§ **Entries**:
========================================================================
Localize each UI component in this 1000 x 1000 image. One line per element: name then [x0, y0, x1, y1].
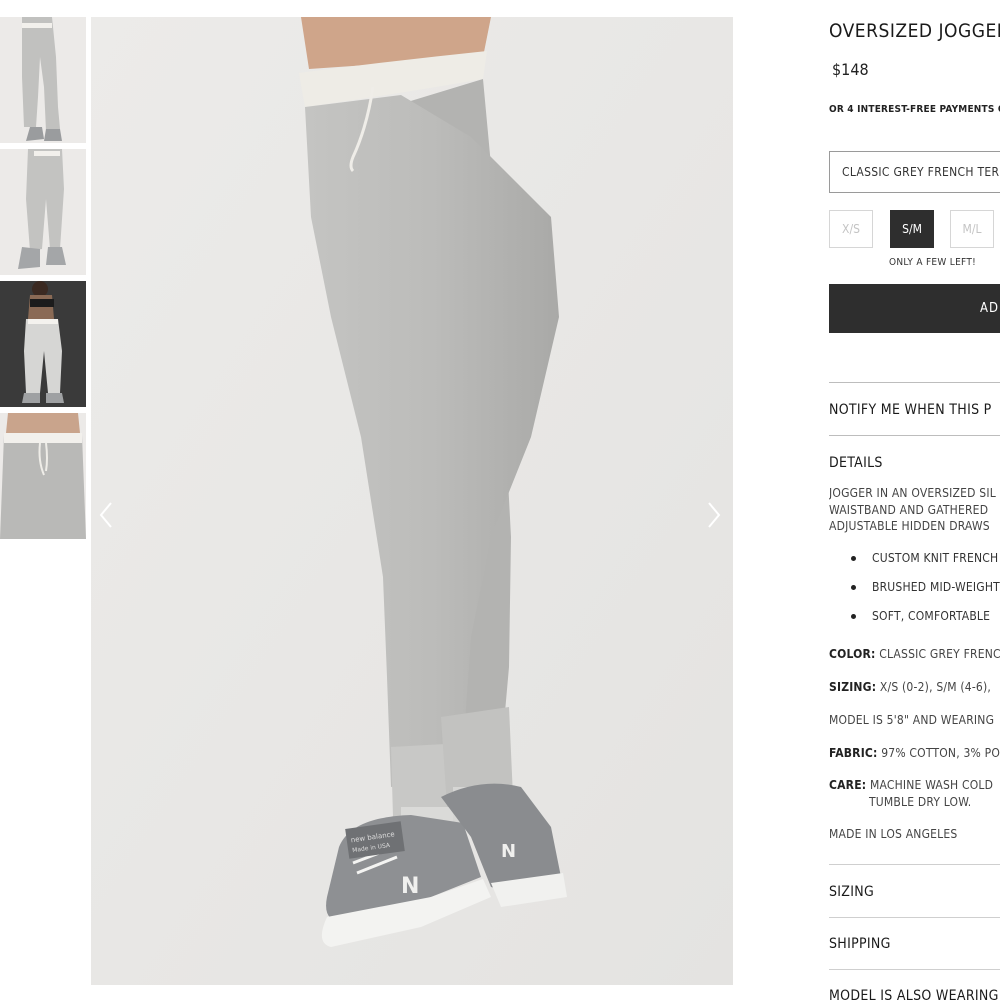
========================================================================
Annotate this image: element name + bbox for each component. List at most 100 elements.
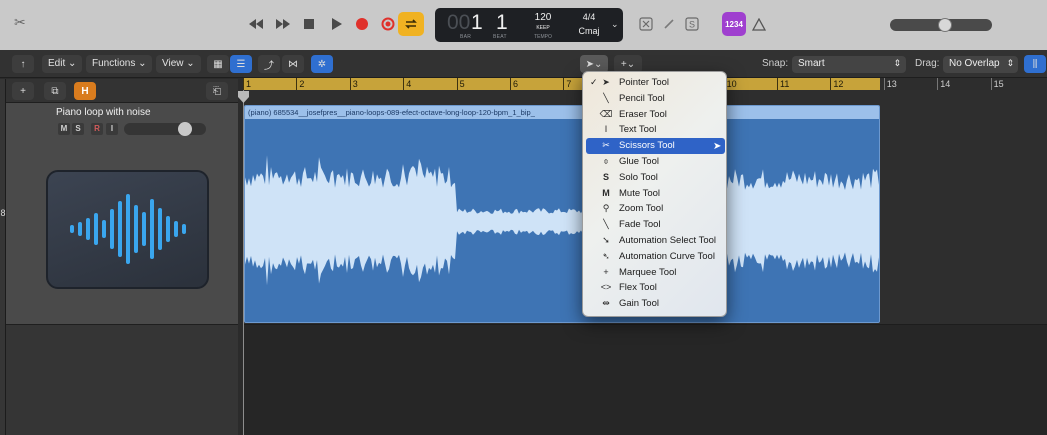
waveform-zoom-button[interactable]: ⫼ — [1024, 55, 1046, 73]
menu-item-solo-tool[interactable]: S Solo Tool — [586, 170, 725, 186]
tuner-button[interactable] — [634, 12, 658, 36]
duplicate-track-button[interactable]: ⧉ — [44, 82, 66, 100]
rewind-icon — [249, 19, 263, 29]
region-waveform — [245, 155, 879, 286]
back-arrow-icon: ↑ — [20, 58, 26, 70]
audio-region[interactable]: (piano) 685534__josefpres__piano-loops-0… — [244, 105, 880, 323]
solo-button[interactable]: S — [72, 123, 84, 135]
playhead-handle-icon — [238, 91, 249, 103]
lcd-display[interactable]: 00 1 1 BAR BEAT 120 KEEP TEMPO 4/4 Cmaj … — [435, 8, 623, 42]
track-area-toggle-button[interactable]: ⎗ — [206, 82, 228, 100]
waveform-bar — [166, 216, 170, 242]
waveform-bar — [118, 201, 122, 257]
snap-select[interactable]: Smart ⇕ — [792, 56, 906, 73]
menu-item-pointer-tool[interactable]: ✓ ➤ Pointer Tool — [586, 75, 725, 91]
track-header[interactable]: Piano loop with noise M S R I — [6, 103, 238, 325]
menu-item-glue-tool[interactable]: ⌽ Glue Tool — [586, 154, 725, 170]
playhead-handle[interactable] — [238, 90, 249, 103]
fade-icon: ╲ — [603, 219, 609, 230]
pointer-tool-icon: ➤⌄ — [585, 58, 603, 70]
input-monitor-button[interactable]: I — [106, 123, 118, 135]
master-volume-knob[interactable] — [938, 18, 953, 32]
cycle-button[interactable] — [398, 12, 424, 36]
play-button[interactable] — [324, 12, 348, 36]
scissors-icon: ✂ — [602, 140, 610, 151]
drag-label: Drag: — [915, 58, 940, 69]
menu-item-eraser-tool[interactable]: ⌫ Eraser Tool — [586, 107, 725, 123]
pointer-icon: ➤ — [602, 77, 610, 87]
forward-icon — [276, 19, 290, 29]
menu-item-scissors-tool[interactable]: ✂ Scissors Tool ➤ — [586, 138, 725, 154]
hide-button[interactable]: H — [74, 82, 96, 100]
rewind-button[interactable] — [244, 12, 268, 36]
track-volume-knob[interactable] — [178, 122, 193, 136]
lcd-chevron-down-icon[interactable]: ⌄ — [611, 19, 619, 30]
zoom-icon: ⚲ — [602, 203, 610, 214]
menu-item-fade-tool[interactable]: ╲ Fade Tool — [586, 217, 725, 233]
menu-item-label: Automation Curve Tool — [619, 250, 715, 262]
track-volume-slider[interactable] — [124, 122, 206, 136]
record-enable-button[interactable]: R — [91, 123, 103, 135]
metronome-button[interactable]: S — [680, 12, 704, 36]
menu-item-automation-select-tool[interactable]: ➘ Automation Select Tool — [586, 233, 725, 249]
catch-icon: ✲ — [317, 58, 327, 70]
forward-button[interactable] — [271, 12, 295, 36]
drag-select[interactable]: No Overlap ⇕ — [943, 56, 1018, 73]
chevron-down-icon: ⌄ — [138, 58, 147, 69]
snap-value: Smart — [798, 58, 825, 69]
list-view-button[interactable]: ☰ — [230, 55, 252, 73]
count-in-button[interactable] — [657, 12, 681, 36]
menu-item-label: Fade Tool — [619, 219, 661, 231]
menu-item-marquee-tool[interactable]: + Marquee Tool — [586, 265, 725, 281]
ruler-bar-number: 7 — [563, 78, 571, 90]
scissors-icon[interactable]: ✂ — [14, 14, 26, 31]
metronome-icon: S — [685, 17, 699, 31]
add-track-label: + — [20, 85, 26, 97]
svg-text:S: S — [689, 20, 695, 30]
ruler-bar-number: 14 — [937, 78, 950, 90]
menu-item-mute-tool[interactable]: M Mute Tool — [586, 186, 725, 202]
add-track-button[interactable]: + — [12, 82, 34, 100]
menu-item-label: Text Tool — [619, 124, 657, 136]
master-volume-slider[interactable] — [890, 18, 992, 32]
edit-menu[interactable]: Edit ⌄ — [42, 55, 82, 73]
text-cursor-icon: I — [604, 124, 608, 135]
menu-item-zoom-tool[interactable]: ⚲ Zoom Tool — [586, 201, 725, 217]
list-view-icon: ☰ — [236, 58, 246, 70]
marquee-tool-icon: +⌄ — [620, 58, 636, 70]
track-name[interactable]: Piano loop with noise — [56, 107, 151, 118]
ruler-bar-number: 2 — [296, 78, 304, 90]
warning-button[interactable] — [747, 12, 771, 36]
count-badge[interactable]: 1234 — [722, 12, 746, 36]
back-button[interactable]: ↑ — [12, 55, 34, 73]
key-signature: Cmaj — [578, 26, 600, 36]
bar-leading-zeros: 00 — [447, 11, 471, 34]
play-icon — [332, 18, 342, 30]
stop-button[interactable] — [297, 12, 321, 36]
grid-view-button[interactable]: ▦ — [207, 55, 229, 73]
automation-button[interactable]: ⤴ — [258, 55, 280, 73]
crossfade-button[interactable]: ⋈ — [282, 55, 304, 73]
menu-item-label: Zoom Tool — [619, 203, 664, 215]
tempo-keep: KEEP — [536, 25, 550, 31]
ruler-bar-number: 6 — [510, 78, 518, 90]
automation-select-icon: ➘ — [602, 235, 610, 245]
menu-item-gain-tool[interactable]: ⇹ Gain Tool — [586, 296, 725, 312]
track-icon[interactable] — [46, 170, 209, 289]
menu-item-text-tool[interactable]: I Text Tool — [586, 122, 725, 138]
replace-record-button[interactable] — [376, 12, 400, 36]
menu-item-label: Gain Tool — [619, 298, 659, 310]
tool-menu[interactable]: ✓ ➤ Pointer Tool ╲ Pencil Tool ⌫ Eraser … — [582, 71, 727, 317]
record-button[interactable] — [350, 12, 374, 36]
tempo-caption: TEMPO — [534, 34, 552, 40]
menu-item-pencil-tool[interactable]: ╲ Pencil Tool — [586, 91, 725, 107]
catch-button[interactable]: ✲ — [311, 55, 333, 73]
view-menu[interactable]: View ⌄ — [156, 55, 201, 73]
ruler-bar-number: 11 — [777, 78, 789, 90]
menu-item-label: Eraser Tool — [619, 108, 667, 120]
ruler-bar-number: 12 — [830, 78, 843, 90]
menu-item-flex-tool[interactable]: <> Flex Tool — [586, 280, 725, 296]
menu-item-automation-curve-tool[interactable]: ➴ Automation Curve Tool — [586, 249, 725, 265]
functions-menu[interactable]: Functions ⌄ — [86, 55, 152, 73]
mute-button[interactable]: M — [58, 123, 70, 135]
========================================================================
§ **Directions**: Extract every line in the material that contains the word "with", copying each line in full.

§ **The response**:
track-header[interactable]: Piano loop with noise M S R I — [6, 103, 238, 325]
track-name[interactable]: Piano loop with noise — [56, 107, 151, 118]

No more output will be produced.